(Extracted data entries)
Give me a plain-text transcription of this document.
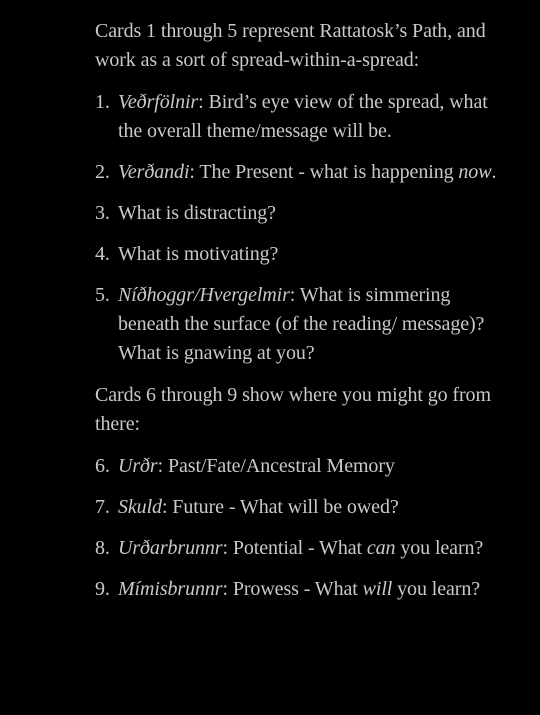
Cards 1 through 5 represent Rattatosk’s Path, and work as a sort of spread-within-a-spread:

1. Veðrfölnir: Bird’s eye view of the spread, what the overall theme/message will be.
2. Verðandi: The Present - what is happening now.
3. What is distracting?
4. What is motivating?
5. Níðhoggr/Hvergelmir: What is simmering beneath the surface (of the reading/ message)? What is gnawing at you?

Cards 6 through 9 show where you might go from there:

6. Urðr: Past/Fate/Ancestral Memory
7. Skuld: Future - What will be owed?
8. Urðarbrunnr: Potential - What can you learn?
9. Mímisbrunnr: Prowess - What will you learn?
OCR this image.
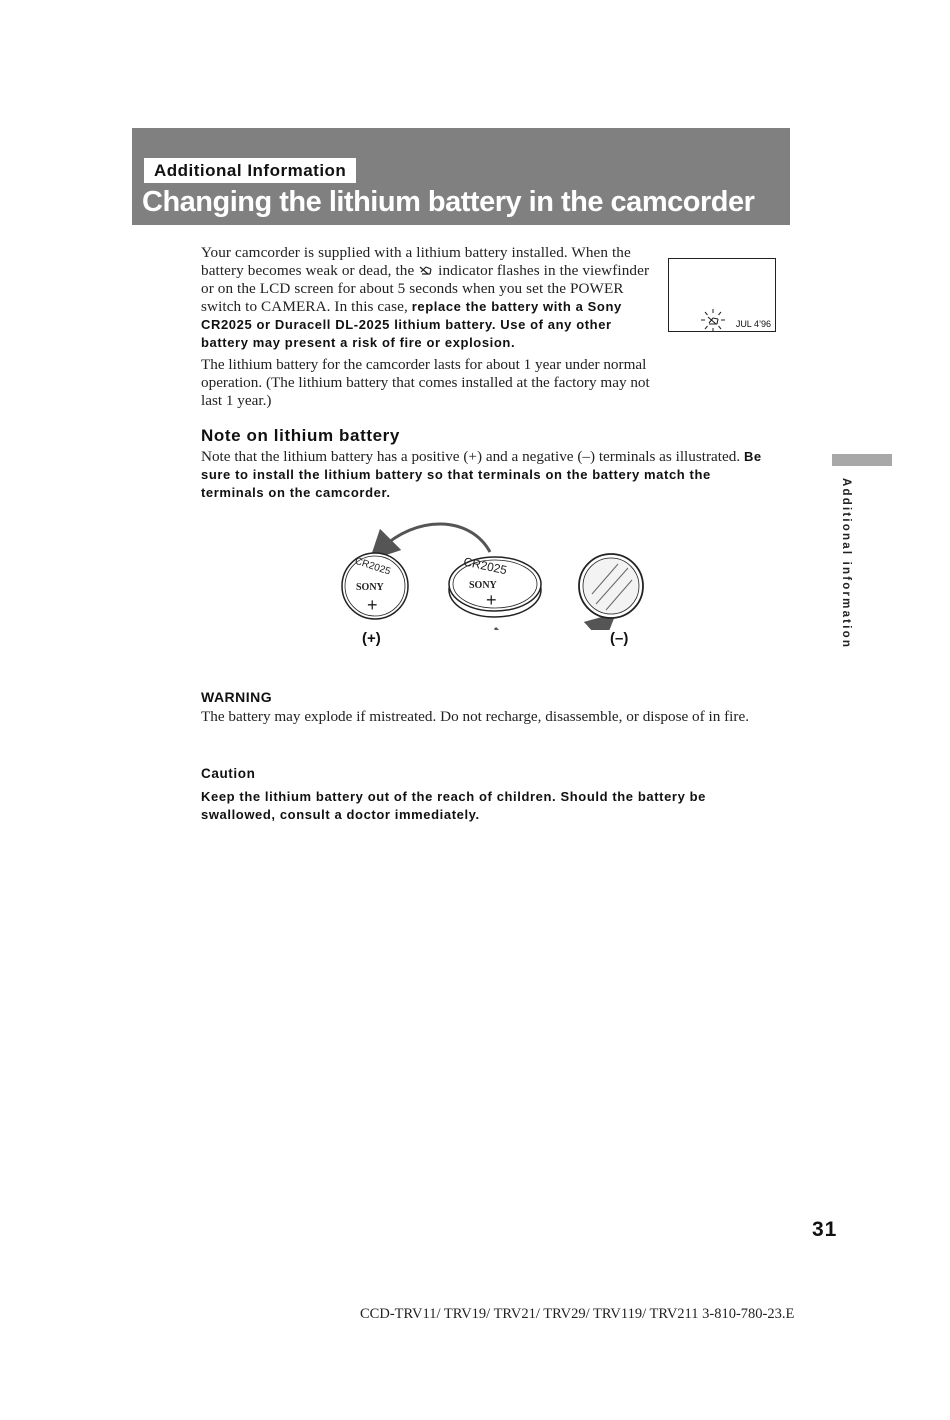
Additional Information
Changing the lithium battery in the camcorder
Your camcorder is supplied with a lithium battery installed. When the battery becomes weak or dead, the indicator flashes in the viewfinder or on the LCD screen for about 5 seconds when you set the POWER switch to CAMERA. In this case, replace the battery with a Sony CR2025 or Duracell DL-2025 lithium battery. Use of any other battery may present a risk of fire or explosion.
The lithium battery for the camcorder lasts for about 1 year under normal operation. (The lithium battery that comes installed at the factory may not last 1 year.)
JUL 4’96
Note on lithium battery
Note that the lithium battery has a positive (+) and a negative (–) terminals as illustrated. Be sure to install the lithium battery so that terminals on the battery match the terminals on the camcorder.	Additional information
CR2025
SONY
+
CR2025
SONY
+
(+)	(–)
WARNING
The battery may explode if mistreated. Do not recharge, disassemble, or dispose of in fire.
Caution
Keep the lithium battery out of the reach of children. Should the battery be swallowed, consult a doctor immediately.
31
CCD-TRV11/ TRV19/ TRV21/ TRV29/ TRV119/ TRV211 3-810-780-23.E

▶ EXERCISE INSTRUCTIONS: Compute the number of lines above that contain the string "message". Reply with that value only.

▶ TASK SOLUTION: 2